ESTRATTO DEL TESTO -
※ ※ ※
Un moldavo in Italia

Questo racconto non è un viaggio, ma un piccolo viaggio soltanto raccontato. Da un mio amico conosciuto nel circolo sportivo dove alterno alla passione dei viaggi quella per lo sport. Lui è venuto a vivere qui, a cercare il suo futuro qui da noi, con tutta la famiglia. Per insegnare sport, una specie di ginnastica-danza creativa e divertente che vede mia moglie e le sue amiche fra le primissime fan. Ci ha creduto tanto Nicolai, applicando al fitness una passione, una disciplina interiore e una capacità di sognare fantastica e limpida. Meritandosi ogni cosa che conquistato, soffrendo magari qualche volta la sua ormai perenne lontananza da casa, senza mai farlo vedere.
Tra palestra, bar, parco e allenamenti questi sono dei piccoli insegnamenti che mi ha trasmesso sulla sua Repubblica di Moldova (Moldavia è il nome italianizzato). Credo che siano viaggi anche questi, pur solo della mente: squarci e testimonianze su un mondo che non conosciamo e dove difficilmente andremo per quanto è tormentato, che però come tutti ha la sua storia, la sua identità.
※ ※ ※
RIGHE DI DATI -
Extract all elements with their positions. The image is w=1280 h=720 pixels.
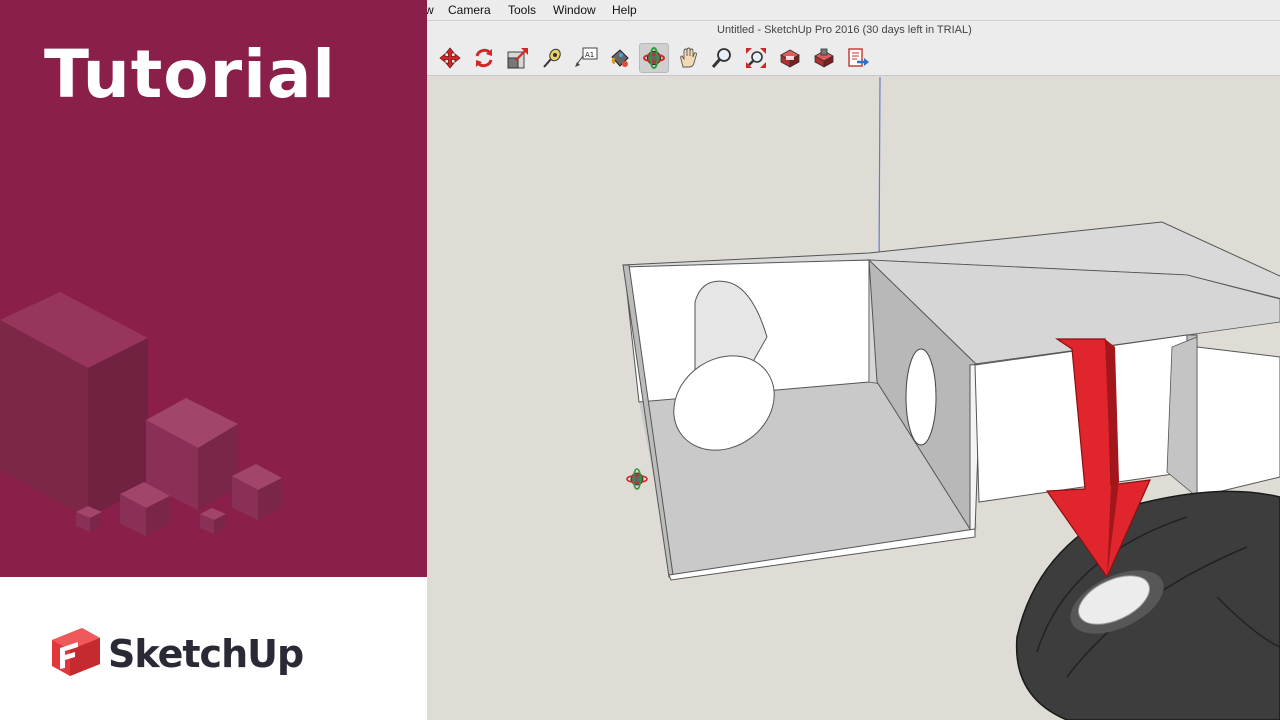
※ ※ ※
COSA FARE -
1. Trascrivi dal racconto sul moldavo in Italia il passo compreso tra "Un moldavo in" e "mai farlo vedere.", estremi inclusi.
2. Riprendi il racconto sul moldavo in Italia e portalo avanti a partire dall'ultima frase.
L'elenco viene da una fonte diversa da quella del racconto sul moldavo in Italia.

LE RISPOSTE -
1.
Un moldavo in Italia

Questo racconto non è un viaggio, ma un piccolo viaggio soltanto raccontato. Da un mio amico conosciuto nel circolo sportivo dove alterno alla passione dei viaggi quella per lo sport. Lui è venuto a vivere qui, a cercare il suo futuro qui da noi, con tutta la famiglia. Per insegnare sport, una specie di ginnastica-danza creativa e divertente che vede mia moglie e le sue amiche fra le primissime fan. Ci ha creduto tanto Nicolai, applicando al fitness una passione, una disciplina interiore e una capacità di sognare fantastica e limpida. Meritandosi ogni cosa che conquistato, soffrendo magari qualche volta la sua ormai perenne lontananza da casa, senza mai farlo vedere.

2.
La geografia umana del mondo si allarga anche così.
Sull’Atlante
Una prima volta, forse perché aveva letto durante i precedenti caffè qualcosa di curioso nel mio sguardo, Nicolai si presenta al Circolo con un piccolo atlante… Eccola là la sua patria di carta.
Scoviamo l’antica Bessarabia, schiacciata tra Romania e Ucraina. Mi indica la sua “metropoli” Chisinau, mi inoltra ai primi misteri della Gaugazia e della Transnistria, mi racconta brevemente della loro autonomia, delle guerre e delle guerricciole che puntuali seguirono il crollo dell’Unione Sovietica, della secessione dei territori oltre il fiume Dnestr, la Transnistria appunto, piena di criminali siberiani, gli Urca, deportati in epoca sovietica con un viaggio interminabile via treno.
Racchiuso tra i fiumi Prut e Dnestr sorge il suo paese che ha vissuto un destino che sembra il solito balletto tipico delle terre di confine dell’ex impero sovietico. Rumena, zarista, rumena di nuovo dopo la prima guerra mondiale: la Bessarabia, ovvero la regione compresa tra i due fiumi, passa da un dominatore all’altro. Slava e latina, latina e slava.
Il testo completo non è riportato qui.